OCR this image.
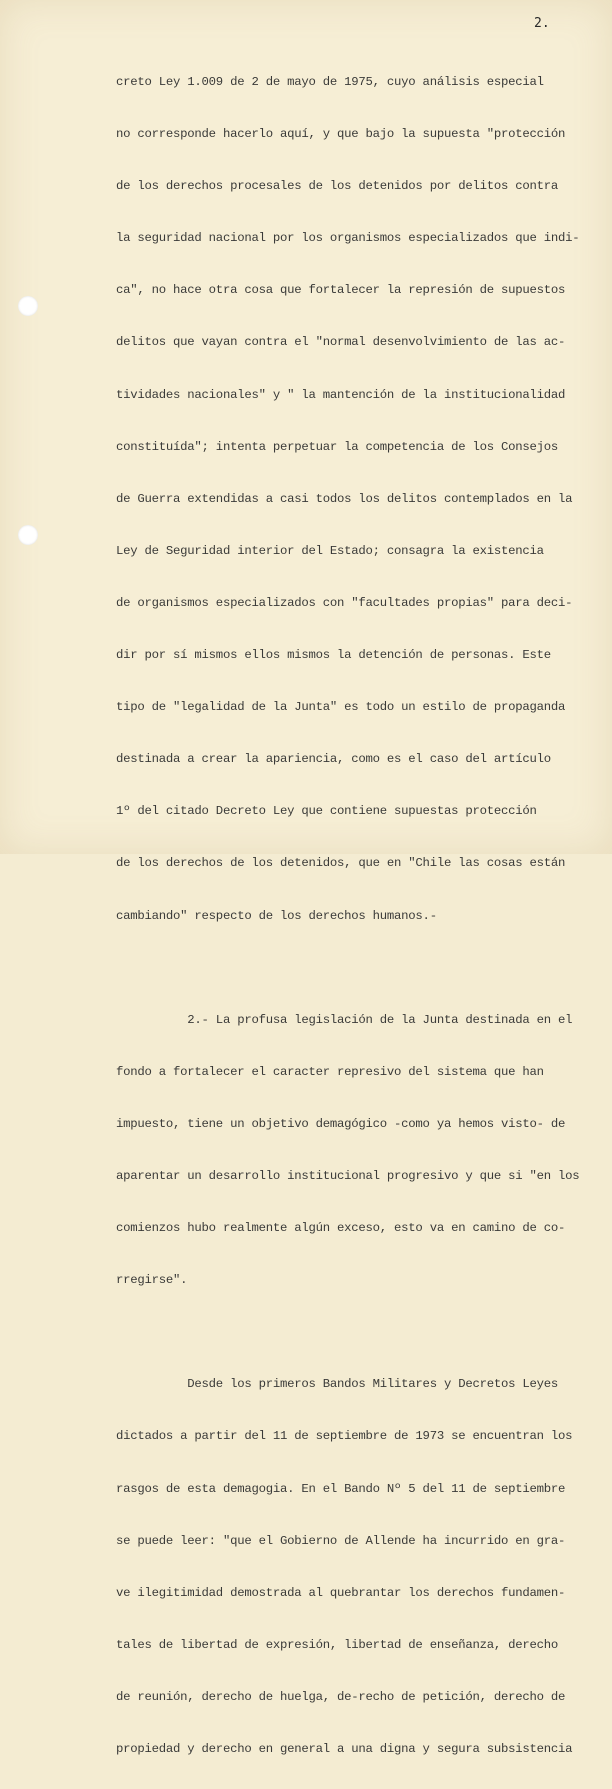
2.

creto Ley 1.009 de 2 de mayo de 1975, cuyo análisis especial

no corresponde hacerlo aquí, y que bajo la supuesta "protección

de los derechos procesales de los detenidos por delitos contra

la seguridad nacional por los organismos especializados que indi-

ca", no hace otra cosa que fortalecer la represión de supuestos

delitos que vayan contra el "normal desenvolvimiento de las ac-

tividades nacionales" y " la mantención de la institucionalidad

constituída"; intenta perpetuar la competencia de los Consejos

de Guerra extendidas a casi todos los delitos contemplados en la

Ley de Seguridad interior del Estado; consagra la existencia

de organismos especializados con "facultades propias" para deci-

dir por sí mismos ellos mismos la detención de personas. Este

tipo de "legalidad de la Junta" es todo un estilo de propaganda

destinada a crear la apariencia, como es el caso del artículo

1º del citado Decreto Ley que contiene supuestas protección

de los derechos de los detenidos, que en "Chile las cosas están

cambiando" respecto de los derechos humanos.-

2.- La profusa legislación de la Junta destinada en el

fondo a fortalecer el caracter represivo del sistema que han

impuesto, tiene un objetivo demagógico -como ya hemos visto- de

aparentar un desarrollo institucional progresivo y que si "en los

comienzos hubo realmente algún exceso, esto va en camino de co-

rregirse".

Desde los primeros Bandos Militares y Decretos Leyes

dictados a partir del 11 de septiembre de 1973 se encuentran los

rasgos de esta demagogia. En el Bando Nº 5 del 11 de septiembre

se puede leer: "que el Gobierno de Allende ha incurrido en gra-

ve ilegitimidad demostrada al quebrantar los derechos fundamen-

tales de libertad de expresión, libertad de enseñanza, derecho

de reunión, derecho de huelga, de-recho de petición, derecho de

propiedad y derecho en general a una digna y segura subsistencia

○ ○ ○ ○

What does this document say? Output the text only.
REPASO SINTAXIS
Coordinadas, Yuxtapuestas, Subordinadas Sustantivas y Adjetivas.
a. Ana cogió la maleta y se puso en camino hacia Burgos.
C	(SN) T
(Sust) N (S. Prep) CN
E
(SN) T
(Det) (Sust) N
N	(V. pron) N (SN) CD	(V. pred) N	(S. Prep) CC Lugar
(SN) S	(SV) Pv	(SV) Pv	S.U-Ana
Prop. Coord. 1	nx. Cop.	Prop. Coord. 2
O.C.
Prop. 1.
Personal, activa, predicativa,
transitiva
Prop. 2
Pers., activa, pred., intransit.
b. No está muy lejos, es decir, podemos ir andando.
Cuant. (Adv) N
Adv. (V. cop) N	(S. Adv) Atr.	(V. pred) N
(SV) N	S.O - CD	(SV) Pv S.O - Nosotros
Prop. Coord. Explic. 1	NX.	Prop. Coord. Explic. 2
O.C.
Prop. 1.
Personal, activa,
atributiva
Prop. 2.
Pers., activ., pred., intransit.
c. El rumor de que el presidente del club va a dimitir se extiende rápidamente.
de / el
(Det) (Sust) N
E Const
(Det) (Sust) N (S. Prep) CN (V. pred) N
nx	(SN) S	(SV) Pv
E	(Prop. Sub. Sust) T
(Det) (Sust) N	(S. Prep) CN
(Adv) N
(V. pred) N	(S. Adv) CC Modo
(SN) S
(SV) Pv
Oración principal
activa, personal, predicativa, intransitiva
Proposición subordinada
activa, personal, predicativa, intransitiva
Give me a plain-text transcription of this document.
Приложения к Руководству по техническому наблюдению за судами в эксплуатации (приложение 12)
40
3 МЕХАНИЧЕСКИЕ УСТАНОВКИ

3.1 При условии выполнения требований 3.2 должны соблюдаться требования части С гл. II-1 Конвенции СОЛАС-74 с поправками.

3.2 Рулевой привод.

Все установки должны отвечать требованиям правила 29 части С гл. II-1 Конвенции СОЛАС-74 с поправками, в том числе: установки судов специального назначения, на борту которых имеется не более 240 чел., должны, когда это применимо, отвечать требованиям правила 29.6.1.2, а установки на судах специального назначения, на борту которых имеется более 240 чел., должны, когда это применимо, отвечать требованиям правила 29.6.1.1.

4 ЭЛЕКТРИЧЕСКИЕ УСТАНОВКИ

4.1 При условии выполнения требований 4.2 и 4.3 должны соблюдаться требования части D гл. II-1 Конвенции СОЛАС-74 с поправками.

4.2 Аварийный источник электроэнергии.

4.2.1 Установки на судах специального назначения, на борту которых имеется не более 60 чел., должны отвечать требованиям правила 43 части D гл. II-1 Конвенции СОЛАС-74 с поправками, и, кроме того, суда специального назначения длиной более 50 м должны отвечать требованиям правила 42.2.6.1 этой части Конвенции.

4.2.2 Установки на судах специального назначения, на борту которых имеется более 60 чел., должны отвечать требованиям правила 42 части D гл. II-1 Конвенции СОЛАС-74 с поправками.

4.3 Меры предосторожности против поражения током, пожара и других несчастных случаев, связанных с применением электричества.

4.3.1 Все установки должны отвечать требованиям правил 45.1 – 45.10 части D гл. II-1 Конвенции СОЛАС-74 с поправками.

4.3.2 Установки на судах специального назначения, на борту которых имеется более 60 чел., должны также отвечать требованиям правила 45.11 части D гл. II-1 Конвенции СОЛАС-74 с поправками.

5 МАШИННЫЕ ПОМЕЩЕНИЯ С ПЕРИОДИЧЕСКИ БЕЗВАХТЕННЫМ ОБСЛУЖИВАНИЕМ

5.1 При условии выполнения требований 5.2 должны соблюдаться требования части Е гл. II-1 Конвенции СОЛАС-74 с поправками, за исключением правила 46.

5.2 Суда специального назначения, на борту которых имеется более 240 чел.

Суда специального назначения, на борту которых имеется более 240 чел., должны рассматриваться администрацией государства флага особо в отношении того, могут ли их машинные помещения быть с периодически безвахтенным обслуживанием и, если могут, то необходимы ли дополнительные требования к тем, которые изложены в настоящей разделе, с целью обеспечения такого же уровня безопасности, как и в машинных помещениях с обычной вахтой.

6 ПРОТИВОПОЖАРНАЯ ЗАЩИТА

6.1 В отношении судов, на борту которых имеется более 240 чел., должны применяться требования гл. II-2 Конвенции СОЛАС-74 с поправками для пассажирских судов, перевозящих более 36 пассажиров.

○ ○ ○ ○

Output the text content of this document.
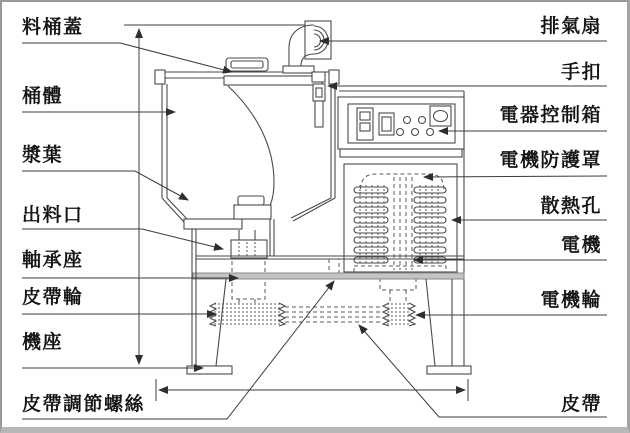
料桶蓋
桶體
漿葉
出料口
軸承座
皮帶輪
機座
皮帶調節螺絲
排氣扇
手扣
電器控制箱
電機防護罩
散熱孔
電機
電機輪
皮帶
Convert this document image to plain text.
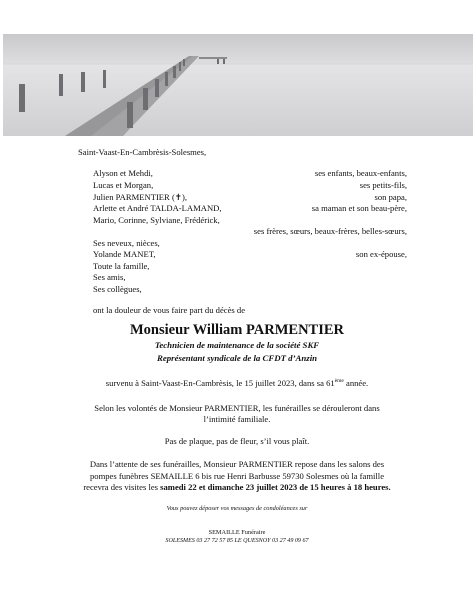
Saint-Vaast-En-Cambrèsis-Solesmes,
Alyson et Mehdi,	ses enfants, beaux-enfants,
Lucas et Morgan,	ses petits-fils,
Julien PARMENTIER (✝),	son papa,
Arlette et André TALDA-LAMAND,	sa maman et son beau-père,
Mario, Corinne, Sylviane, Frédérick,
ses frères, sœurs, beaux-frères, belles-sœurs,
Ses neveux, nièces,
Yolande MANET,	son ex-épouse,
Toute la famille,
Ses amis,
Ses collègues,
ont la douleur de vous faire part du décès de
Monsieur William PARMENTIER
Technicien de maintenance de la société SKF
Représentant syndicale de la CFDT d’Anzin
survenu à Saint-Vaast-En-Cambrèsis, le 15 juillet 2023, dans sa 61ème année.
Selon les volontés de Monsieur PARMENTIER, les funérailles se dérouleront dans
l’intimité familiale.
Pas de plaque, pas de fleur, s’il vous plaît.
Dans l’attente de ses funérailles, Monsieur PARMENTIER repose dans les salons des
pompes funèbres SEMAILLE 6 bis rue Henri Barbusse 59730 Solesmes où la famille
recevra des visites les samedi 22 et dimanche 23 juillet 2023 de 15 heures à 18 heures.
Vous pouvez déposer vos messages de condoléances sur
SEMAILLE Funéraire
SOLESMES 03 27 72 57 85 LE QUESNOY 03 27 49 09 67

○ ○ ○ ○

WRITTEN REQUEST ▸ Identify the lines above that contain the word "выполнения", then copy them.

FINAL RESULT ▸
3.1 При условии выполнения требований 3.2 должны соблюдаться требования части С гл. II-1 Конвенции СОЛАС-74 с поправками.
4.1 При условии выполнения требований 4.2 и 4.3 должны соблюдаться требования части D гл. II-1 Конвенции СОЛАС-74 с поправками.
5.1 При условии выполнения требований 5.2 должны соблюдаться требования части Е гл. II-1 Конвенции СОЛАС-74 с поправками, за исключением правила 46.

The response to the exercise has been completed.